[Records]
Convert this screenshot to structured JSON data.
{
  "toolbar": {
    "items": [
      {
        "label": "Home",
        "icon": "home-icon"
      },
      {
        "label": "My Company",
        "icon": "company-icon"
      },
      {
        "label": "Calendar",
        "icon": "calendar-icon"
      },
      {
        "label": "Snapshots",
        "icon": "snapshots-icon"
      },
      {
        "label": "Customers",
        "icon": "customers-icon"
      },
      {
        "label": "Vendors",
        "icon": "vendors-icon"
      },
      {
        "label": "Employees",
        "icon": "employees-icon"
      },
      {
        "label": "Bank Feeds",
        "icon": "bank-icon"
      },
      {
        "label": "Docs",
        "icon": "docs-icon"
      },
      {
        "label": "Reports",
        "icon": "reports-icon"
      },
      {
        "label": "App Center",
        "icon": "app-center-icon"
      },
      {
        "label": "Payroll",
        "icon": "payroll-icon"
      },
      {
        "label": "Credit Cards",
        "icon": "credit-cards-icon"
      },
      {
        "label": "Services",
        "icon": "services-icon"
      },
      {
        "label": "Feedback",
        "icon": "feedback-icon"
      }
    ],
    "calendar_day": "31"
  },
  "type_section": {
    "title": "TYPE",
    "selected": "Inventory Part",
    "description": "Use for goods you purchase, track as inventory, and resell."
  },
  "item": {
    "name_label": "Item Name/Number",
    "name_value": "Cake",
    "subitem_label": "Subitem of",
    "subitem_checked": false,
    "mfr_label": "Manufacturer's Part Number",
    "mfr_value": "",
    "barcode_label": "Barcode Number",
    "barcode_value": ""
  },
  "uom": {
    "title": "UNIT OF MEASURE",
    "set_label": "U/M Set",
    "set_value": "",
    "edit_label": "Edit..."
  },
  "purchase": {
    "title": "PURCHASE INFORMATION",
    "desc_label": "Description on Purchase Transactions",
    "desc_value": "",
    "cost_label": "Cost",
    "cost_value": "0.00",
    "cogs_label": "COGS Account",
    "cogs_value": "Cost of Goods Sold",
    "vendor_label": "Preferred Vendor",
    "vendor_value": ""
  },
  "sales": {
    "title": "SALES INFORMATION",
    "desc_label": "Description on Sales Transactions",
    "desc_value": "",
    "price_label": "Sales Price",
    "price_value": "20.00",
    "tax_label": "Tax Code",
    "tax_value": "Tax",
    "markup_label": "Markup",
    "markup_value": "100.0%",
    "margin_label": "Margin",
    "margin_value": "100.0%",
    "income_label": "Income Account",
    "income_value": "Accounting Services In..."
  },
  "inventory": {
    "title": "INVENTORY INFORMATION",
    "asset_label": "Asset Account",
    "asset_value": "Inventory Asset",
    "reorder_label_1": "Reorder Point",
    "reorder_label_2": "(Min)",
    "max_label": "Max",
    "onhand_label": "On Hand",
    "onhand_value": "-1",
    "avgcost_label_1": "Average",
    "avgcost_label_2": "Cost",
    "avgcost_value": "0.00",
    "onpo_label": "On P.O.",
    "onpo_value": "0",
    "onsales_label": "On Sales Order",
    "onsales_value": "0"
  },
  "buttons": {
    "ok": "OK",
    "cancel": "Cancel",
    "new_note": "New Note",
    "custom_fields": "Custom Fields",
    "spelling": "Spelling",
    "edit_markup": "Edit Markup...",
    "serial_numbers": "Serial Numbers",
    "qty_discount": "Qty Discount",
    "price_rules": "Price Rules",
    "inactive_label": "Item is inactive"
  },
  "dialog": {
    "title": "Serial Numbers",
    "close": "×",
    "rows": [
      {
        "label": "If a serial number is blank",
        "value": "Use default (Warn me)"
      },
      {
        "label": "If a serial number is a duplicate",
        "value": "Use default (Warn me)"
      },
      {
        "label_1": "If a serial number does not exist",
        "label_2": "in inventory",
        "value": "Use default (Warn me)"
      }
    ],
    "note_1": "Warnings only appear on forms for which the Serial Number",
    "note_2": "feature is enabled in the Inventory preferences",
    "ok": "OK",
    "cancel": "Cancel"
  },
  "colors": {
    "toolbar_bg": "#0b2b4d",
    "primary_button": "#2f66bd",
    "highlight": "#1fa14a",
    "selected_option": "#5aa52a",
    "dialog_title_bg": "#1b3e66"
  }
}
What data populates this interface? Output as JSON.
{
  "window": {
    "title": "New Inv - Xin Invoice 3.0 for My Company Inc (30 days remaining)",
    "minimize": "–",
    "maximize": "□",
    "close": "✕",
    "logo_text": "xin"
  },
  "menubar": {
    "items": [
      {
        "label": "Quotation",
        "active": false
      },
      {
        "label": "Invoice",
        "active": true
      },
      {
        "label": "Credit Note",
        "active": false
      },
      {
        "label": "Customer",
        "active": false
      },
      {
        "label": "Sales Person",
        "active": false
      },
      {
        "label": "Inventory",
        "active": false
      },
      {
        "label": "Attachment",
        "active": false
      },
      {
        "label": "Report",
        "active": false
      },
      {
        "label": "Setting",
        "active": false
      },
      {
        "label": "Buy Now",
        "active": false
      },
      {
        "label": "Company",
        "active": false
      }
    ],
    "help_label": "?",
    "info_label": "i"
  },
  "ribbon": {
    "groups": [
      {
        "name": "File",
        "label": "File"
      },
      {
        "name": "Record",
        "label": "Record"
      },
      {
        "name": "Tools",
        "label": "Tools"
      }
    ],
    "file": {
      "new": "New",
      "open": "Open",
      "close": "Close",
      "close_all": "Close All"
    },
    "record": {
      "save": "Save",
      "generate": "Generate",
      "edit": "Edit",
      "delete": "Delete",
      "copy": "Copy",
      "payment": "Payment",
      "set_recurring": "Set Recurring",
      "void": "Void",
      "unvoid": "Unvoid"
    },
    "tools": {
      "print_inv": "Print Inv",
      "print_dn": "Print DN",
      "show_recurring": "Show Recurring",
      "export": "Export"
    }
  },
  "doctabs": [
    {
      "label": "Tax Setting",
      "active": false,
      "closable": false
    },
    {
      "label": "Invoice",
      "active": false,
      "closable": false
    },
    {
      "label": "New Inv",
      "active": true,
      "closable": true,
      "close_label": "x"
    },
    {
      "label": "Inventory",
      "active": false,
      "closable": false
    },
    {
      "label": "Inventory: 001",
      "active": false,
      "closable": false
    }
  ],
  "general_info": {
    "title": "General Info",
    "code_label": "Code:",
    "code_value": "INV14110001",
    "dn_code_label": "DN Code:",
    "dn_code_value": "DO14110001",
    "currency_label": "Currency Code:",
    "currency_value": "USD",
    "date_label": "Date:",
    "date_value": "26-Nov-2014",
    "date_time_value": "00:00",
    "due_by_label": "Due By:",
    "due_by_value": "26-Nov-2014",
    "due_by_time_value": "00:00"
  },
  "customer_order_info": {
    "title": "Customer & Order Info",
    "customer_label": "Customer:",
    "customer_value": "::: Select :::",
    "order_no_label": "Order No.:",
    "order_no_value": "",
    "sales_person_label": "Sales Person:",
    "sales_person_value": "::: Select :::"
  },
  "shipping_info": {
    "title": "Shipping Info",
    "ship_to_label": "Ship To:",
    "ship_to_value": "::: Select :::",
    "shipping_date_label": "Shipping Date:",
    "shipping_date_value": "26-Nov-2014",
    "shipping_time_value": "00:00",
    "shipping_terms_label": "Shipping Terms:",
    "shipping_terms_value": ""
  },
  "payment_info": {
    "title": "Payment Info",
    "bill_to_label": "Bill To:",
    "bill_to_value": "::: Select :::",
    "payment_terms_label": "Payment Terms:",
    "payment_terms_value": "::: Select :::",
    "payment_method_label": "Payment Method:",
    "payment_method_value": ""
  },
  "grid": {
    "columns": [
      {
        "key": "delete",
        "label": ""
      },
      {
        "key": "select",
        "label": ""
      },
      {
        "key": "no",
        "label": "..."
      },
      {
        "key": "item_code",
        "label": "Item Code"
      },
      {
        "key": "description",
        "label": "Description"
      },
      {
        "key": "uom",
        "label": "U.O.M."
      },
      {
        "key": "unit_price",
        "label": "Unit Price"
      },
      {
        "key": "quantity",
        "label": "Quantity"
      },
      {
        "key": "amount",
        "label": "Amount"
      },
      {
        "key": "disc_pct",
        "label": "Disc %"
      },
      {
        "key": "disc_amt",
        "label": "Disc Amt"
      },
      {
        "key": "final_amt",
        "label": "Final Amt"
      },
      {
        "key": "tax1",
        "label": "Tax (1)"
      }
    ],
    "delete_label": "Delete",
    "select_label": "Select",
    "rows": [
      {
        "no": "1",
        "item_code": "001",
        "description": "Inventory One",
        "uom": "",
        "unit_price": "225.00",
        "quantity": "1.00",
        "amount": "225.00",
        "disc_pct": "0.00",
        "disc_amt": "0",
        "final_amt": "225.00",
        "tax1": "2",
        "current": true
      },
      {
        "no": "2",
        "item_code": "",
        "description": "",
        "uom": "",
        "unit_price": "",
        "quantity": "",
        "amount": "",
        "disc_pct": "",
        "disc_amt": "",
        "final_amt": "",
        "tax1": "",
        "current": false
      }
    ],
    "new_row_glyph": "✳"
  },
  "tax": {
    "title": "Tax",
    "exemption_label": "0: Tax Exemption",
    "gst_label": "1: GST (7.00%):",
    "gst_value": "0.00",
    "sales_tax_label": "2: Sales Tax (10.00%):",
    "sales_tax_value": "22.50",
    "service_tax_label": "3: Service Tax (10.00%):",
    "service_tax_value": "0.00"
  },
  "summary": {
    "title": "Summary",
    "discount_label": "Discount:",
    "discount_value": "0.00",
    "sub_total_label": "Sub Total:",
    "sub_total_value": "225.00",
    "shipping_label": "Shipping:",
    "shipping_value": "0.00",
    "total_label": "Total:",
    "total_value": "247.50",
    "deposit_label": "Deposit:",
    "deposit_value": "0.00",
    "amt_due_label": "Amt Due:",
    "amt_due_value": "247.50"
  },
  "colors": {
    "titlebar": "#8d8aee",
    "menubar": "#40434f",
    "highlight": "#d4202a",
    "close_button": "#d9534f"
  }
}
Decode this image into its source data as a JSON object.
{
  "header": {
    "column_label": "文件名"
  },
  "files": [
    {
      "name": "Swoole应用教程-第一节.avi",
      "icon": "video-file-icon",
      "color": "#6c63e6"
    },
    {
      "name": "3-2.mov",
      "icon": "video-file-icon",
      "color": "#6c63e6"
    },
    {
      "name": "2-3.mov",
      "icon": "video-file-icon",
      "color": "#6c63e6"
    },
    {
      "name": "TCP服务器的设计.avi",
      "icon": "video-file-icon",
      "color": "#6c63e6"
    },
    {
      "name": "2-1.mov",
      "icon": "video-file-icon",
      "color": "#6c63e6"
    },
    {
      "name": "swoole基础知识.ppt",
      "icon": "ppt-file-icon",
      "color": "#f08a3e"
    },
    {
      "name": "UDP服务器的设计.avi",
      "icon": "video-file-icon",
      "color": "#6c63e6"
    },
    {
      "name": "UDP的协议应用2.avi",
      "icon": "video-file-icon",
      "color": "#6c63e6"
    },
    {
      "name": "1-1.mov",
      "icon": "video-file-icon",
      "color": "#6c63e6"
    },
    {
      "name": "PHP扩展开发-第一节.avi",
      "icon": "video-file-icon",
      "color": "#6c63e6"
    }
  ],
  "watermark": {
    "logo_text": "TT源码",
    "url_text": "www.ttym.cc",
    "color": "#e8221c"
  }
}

# Instructions for the task
Find each line holding the word "Asset" and copy it.

# Correct answer
    "asset_label": "Asset Account",
    "asset_value": "Inventory Asset",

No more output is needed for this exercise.